WHAT THE EXERCISE ASKS ▸ Return every entry exactly as written.

TASK MATERIAL ▸
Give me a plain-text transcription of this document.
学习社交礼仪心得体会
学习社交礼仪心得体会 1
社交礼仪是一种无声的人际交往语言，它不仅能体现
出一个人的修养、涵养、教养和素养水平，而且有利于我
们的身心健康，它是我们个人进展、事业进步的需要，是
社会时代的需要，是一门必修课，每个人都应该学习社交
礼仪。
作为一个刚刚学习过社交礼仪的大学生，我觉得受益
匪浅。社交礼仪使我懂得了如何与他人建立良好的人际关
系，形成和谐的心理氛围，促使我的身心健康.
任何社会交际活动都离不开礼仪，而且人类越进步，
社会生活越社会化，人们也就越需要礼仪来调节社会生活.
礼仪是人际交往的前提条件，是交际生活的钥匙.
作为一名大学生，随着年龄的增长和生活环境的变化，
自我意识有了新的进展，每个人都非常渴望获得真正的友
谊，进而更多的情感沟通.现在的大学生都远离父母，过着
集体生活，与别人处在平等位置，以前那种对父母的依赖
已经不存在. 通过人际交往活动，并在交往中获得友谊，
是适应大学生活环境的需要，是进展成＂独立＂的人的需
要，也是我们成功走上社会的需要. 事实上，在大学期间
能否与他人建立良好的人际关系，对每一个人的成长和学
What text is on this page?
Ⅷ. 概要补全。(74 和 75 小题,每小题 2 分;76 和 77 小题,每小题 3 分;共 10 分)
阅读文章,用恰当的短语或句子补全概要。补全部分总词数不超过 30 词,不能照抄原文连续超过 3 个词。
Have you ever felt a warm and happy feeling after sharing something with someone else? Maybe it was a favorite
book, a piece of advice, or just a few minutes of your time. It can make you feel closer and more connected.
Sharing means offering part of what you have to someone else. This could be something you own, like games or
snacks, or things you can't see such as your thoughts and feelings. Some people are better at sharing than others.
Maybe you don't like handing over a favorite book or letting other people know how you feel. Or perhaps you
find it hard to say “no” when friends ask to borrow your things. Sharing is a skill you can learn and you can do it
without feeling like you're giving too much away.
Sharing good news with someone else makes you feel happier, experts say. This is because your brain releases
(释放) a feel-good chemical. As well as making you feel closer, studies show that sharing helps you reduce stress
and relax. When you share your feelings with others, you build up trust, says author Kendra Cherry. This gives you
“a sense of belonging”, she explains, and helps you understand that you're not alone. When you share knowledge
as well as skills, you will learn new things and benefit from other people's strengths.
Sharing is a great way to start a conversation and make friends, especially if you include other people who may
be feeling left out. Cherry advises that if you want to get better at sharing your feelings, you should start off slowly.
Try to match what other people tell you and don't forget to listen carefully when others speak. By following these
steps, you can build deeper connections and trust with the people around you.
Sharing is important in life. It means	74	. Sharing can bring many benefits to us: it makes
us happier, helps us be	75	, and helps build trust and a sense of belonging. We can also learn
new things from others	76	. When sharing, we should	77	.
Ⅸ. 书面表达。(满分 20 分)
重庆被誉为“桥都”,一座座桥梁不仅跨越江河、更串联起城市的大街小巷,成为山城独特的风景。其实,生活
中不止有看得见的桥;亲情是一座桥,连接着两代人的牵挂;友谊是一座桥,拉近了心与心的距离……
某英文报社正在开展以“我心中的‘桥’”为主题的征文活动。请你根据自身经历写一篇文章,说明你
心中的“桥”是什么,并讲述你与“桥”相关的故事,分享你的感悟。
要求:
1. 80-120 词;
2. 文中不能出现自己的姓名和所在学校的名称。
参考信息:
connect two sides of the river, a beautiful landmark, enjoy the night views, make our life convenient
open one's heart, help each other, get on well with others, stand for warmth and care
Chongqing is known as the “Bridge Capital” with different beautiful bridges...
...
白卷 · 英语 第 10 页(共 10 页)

REPLY TO THE TASK ▸
Give me a plain-text transcription of this document.
学习社交礼仪心得体会
学习社交礼仪心得体会 1
社交礼仪是一种无声的人际交往语言，它不仅能体现
出一个人的修养、涵养、教养和素养水平，而且有利于我
们的身心健康，它是我们个人进展、事业进步的需要，是
社会时代的需要，是一门必修课，每个人都应该学习社交
礼仪。
作为一个刚刚学习过社交礼仪的大学生，我觉得受益
匪浅。社交礼仪使我懂得了如何与他人建立良好的人际关
系，形成和谐的心理氛围，促使我的身心健康.
任何社会交际活动都离不开礼仪，而且人类越进步，
社会生活越社会化，人们也就越需要礼仪来调节社会生活.
礼仪是人际交往的前提条件，是交际生活的钥匙.
作为一名大学生，随着年龄的增长和生活环境的变化，
自我意识有了新的进展，每个人都非常渴望获得真正的友
谊，进而更多的情感沟通.现在的大学生都远离父母，过着
集体生活，与别人处在平等位置，以前那种对父母的依赖
已经不存在. 通过人际交往活动，并在交往中获得友谊，
是适应大学生活环境的需要，是进展成＂独立＂的人的需
要，也是我们成功走上社会的需要. 事实上，在大学期间
能否与他人建立良好的人际关系，对每一个人的成长和学
What text is on this page?
Ⅷ. 概要补全。(74 和 75 小题,每小题 2 分;76 和 77 小题,每小题 3 分;共 10 分)
阅读文章,用恰当的短语或句子补全概要。补全部分总词数不超过 30 词,不能照抄原文连续超过 3 个词。
Have you ever felt a warm and happy feeling after sharing something with someone else? Maybe it was a favorite
book, a piece of advice, or just a few minutes of your time. It can make you feel closer and more connected.
Sharing means offering part of what you have to someone else. This could be something you own, like games or
snacks, or things you can't see such as your thoughts and feelings. Some people are better at sharing than others.
Maybe you don't like handing over a favorite book or letting other people know how you feel. Or perhaps you
find it hard to say “no” when friends ask to borrow your things. Sharing is a skill you can learn and you can do it
without feeling like you're giving too much away.
Sharing good news with someone else makes you feel happier, experts say. This is because your brain releases
(释放) a feel-good chemical. As well as making you feel closer, studies show that sharing helps you reduce stress
and relax. When you share your feelings with others, you build up trust, says author Kendra Cherry. This gives you
“a sense of belonging”, she explains, and helps you understand that you're not alone. When you share knowledge
as well as skills, you will learn new things and benefit from other people's strengths.
Sharing is a great way to start a conversation and make friends, especially if you include other people who may
be feeling left out. Cherry advises that if you want to get better at sharing your feelings, you should start off slowly.
Try to match what other people tell you and don't forget to listen carefully when others speak. By following these
steps, you can build deeper connections and trust with the people around you.
Sharing is important in life. It means	74	. Sharing can bring many benefits to us: it makes
us happier, helps us be	75	, and helps build trust and a sense of belonging. We can also learn
new things from others	76	. When sharing, we should	77	.
Ⅸ. 书面表达。(满分 20 分)
重庆被誉为“桥都”,一座座桥梁不仅跨越江河、更串联起城市的大街小巷,成为山城独特的风景。其实,生活
中不止有看得见的桥;亲情是一座桥,连接着两代人的牵挂;友谊是一座桥,拉近了心与心的距离……
某英文报社正在开展以“我心中的‘桥’”为主题的征文活动。请你根据自身经历写一篇文章,说明你
心中的“桥”是什么,并讲述你与“桥”相关的故事,分享你的感悟。
要求:
1. 80-120 词;
2. 文中不能出现自己的姓名和所在学校的名称。
参考信息:
connect two sides of the river, a beautiful landmark, enjoy the night views, make our life convenient
open one's heart, help each other, get on well with others, stand for warmth and care
Chongqing is known as the “Bridge Capital” with different beautiful bridges...
...
白卷 · 英语 第 10 页(共 10 页)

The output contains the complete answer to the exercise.